Compito da svolgere:
Sostituisca "pie-slice" con "pie-segment" in tutti i record seguenti e li riscriva lasciando invariato tutto il resto. Ometta le immagini.

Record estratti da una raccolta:
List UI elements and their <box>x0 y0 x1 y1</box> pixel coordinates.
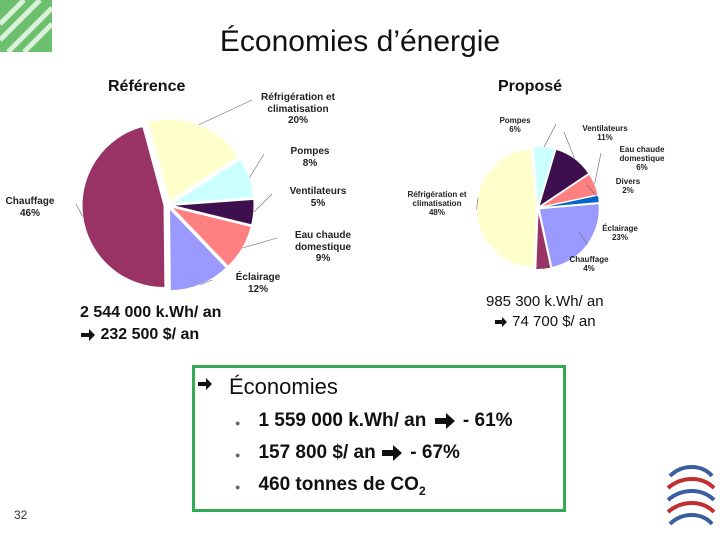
savings-item: ● 157 800 $/ an - 67% <box>235 442 460 463</box>
item-result: - 67% <box>410 442 460 463</box>
summary-line: 74 700 $/ an <box>486 312 604 332</box>
slice-label: Eau chaude domestique 6% <box>597 145 687 173</box>
slide-title: Économies d’énergie <box>219 25 501 58</box>
slice-label: Éclairage 12% <box>208 272 308 295</box>
summary-line: 2 544 000 k.Wh/ an <box>80 304 222 321</box>
slice-label: Eau chaude domestique 9% <box>273 230 373 265</box>
pie-charts <box>75 99 602 292</box>
arrow-icon <box>381 444 402 461</box>
leader-line <box>563 131 575 159</box>
slice-value: 48% <box>428 208 445 218</box>
leader-line <box>253 193 273 213</box>
slice-label: Chauffage 4% <box>544 255 634 273</box>
pie-slice <box>171 158 255 205</box>
leader-line <box>75 203 84 217</box>
slice-label: Ventilateurs 11% <box>560 124 650 142</box>
slice-value: 8% <box>302 157 318 169</box>
slice-name: Eau chaude domestique <box>619 145 665 164</box>
slice-label: Divers 2% <box>583 177 673 195</box>
page-number: 32 <box>14 508 28 522</box>
slice-label: Éclairage 23% <box>575 224 665 242</box>
slice-value: 4% <box>583 264 595 274</box>
slice-label: Réfrigération et climatisation 48% <box>392 190 482 218</box>
slice-name: Chauffage <box>5 196 55 207</box>
bottom-logo <box>666 465 716 526</box>
slice-name: Pompes <box>499 116 531 125</box>
slice-value: 9% <box>315 253 331 264</box>
chart-title: Référence <box>108 78 186 95</box>
savings-heading: Économies <box>229 374 338 399</box>
leader-line <box>543 262 549 270</box>
slice-label: Pompes 6% <box>470 116 560 134</box>
slice-name: Éclairage <box>602 224 638 233</box>
item-text: 1 559 000 k.Wh/ an <box>258 410 427 431</box>
pie-slice <box>476 147 538 269</box>
slice-value: 2% <box>622 186 634 196</box>
leader-line <box>543 123 557 147</box>
leader-line <box>200 279 213 285</box>
slice-value: 12% <box>247 283 268 295</box>
slice-value: 6% <box>509 125 521 135</box>
leader-line <box>242 237 278 249</box>
pie-slice <box>81 125 166 289</box>
slice-value: 6% <box>636 163 648 173</box>
slice-value: 11% <box>597 133 613 143</box>
slice-name: Éclairage <box>235 272 281 283</box>
arrow-icon <box>434 412 455 429</box>
slice-name: Pompes <box>290 146 330 157</box>
slice-value: 46% <box>19 207 40 219</box>
leader-line <box>578 231 588 245</box>
slice-name: Ventilateurs <box>289 186 347 197</box>
item-result: - 61% <box>462 410 513 431</box>
slice-value: 23% <box>611 233 628 243</box>
slice-label: Chauffage 46% <box>0 196 80 219</box>
summary-text: 74 700 $/ an <box>512 313 596 330</box>
savings-list: ● 1 559 000 k.Wh/ an - 61% ● 157 800 $/ an… <box>205 406 513 506</box>
summary-line: 232 500 $/ an <box>80 324 221 346</box>
leader-line <box>198 99 253 125</box>
slice-name: Chauffage <box>569 255 609 264</box>
item-text: 460 tonnes de CO <box>258 474 419 495</box>
item-text: 157 800 $/ an <box>258 442 376 463</box>
slice-name: Réfrigération et climatisation <box>261 92 335 115</box>
slice-name: Réfrigération et climatisation <box>407 190 467 209</box>
arrow-icon <box>494 317 507 328</box>
leader-line <box>586 184 600 199</box>
leader-line <box>594 152 602 185</box>
slice-label: Pompes 8% <box>260 146 360 169</box>
slice-label: Réfrigération et climatisation 20% <box>248 92 348 127</box>
leader-line <box>249 153 265 178</box>
slice-name: Divers <box>615 177 641 186</box>
leader-line <box>476 197 479 210</box>
summary-line: 985 300 k.Wh/ an <box>486 293 604 310</box>
savings-item: ● 460 tonnes de CO2 <box>235 474 426 498</box>
savings-item: ● 1 559 000 k.Wh/ an - 61% <box>235 410 513 431</box>
item-subscript: 2 <box>418 483 426 498</box>
reference-summary: 2 544 000 k.Wh/ an 232 500 $/ an <box>80 302 221 346</box>
pie-slice <box>168 207 227 292</box>
slice-label: Ventilateurs 5% <box>268 186 368 209</box>
chart-title: Proposé <box>498 78 563 95</box>
slice-value: 20% <box>287 115 308 126</box>
savings-box: Économies ● 1 559 000 k.Wh/ an - 61% ● 157… <box>192 365 566 512</box>
arrow-icon <box>81 328 95 341</box>
slice-value: 5% <box>310 197 326 209</box>
pie-slice <box>169 206 252 267</box>
pie-slice <box>147 118 239 203</box>
corner-logo <box>0 0 52 52</box>
summary-text: 232 500 $/ an <box>100 326 200 343</box>
pie-slice <box>535 209 552 270</box>
proposed-summary: 985 300 k.Wh/ an 74 700 $/ an <box>486 292 604 332</box>
pie-slice <box>538 148 590 208</box>
slice-name: Eau chaude domestique <box>294 230 352 253</box>
arrow-icon <box>198 378 212 390</box>
slice-name: Ventilateurs <box>582 124 628 133</box>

Soluzione proposta:
List UI elements and their <box>x0 y0 x1 y1</box> pixel coordinates.
savings-item: ● 157 800 $/ an - 67% <box>235 442 460 463</box>
item-result: - 67% <box>410 442 460 463</box>
summary-line: 74 700 $/ an <box>486 312 604 332</box>
slice-label: Eau chaude domestique 6% <box>597 145 687 173</box>
slide-title: Économies d’énergie <box>219 25 501 58</box>
slice-label: Éclairage 12% <box>208 272 308 295</box>
summary-line: 2 544 000 k.Wh/ an <box>80 304 222 321</box>
slice-label: Eau chaude domestique 9% <box>273 230 373 265</box>
pie-charts <box>75 99 602 292</box>
arrow-icon <box>381 444 402 461</box>
leader-line <box>563 131 575 159</box>
slice-value: 48% <box>428 208 445 218</box>
leader-line <box>253 193 273 213</box>
slice-label: Chauffage 4% <box>544 255 634 273</box>
pie-segment <box>171 158 255 205</box>
leader-line <box>75 203 84 217</box>
slice-label: Ventilateurs 11% <box>560 124 650 142</box>
slice-value: 8% <box>302 157 318 169</box>
slice-name: Eau chaude domestique <box>619 145 665 164</box>
slice-label: Divers 2% <box>583 177 673 195</box>
page-number: 32 <box>14 508 28 522</box>
slice-label: Éclairage 23% <box>575 224 665 242</box>
slice-value: 4% <box>583 264 595 274</box>
slice-label: Réfrigération et climatisation 48% <box>392 190 482 218</box>
slice-name: Chauffage <box>5 196 55 207</box>
bottom-logo <box>666 465 716 526</box>
slice-name: Pompes <box>499 116 531 125</box>
slice-value: 9% <box>315 253 331 264</box>
chart-title: Référence <box>108 78 186 95</box>
savings-heading: Économies <box>229 374 338 399</box>
leader-line <box>543 262 549 270</box>
slice-label: Pompes 6% <box>470 116 560 134</box>
slice-name: Éclairage <box>602 224 638 233</box>
item-text: 1 559 000 k.Wh/ an <box>258 410 427 431</box>
pie-segment <box>476 147 538 269</box>
slice-value: 2% <box>622 186 634 196</box>
leader-line <box>543 123 557 147</box>
leader-line <box>200 279 213 285</box>
slice-value: 12% <box>247 283 268 295</box>
slice-value: 6% <box>509 125 521 135</box>
leader-line <box>242 237 278 249</box>
pie-segment <box>81 125 166 289</box>
slice-value: 6% <box>636 163 648 173</box>
slice-value: 11% <box>597 133 613 143</box>
slice-name: Éclairage <box>235 272 281 283</box>
arrow-icon <box>434 412 455 429</box>
slice-name: Pompes <box>290 146 330 157</box>
slice-value: 46% <box>19 207 40 219</box>
leader-line <box>578 231 588 245</box>
slice-name: Ventilateurs <box>289 186 347 197</box>
item-result: - 61% <box>462 410 513 431</box>
slice-value: 23% <box>611 233 628 243</box>
slice-label: Chauffage 46% <box>0 196 80 219</box>
summary-text: 74 700 $/ an <box>512 313 596 330</box>
savings-list: ● 1 559 000 k.Wh/ an - 61% ● 157 800 $/ an… <box>205 406 513 506</box>
summary-line: 232 500 $/ an <box>80 324 221 346</box>
leader-line <box>198 99 253 125</box>
slice-name: Chauffage <box>569 255 609 264</box>
item-text: 460 tonnes de CO <box>258 474 419 495</box>
item-text: 157 800 $/ an <box>258 442 376 463</box>
slice-name: Réfrigération et climatisation <box>261 92 335 115</box>
slice-name: Réfrigération et climatisation <box>407 190 467 209</box>
arrow-icon <box>494 317 507 328</box>
leader-line <box>586 184 600 199</box>
leader-line <box>594 152 602 185</box>
slice-label: Pompes 8% <box>260 146 360 169</box>
slice-label: Réfrigération et climatisation 20% <box>248 92 348 127</box>
leader-line <box>249 153 265 178</box>
slice-name: Divers <box>615 177 641 186</box>
leader-line <box>476 197 479 210</box>
summary-line: 985 300 k.Wh/ an <box>486 293 604 310</box>
savings-item: ● 460 tonnes de CO2 <box>235 474 426 498</box>
savings-item: ● 1 559 000 k.Wh/ an - 61% <box>235 410 513 431</box>
item-subscript: 2 <box>418 483 426 498</box>
reference-summary: 2 544 000 k.Wh/ an 232 500 $/ an <box>80 302 221 346</box>
pie-segment <box>168 207 227 292</box>
slice-label: Ventilateurs 5% <box>268 186 368 209</box>
chart-title: Proposé <box>498 78 563 95</box>
slice-value: 20% <box>287 115 308 126</box>
savings-box: Économies ● 1 559 000 k.Wh/ an - 61% ● 157… <box>192 365 566 512</box>
arrow-icon <box>81 328 95 341</box>
slice-value: 5% <box>310 197 326 209</box>
pie-segment <box>169 206 252 267</box>
pie-segment <box>147 118 239 203</box>
corner-logo <box>0 0 52 52</box>
summary-text: 232 500 $/ an <box>100 326 200 343</box>
pie-segment <box>535 209 552 270</box>
proposed-summary: 985 300 k.Wh/ an 74 700 $/ an <box>486 292 604 332</box>
pie-segment <box>538 148 590 208</box>
slice-name: Eau chaude domestique <box>294 230 352 253</box>
arrow-icon <box>198 378 212 390</box>
slice-name: Ventilateurs <box>582 124 628 133</box>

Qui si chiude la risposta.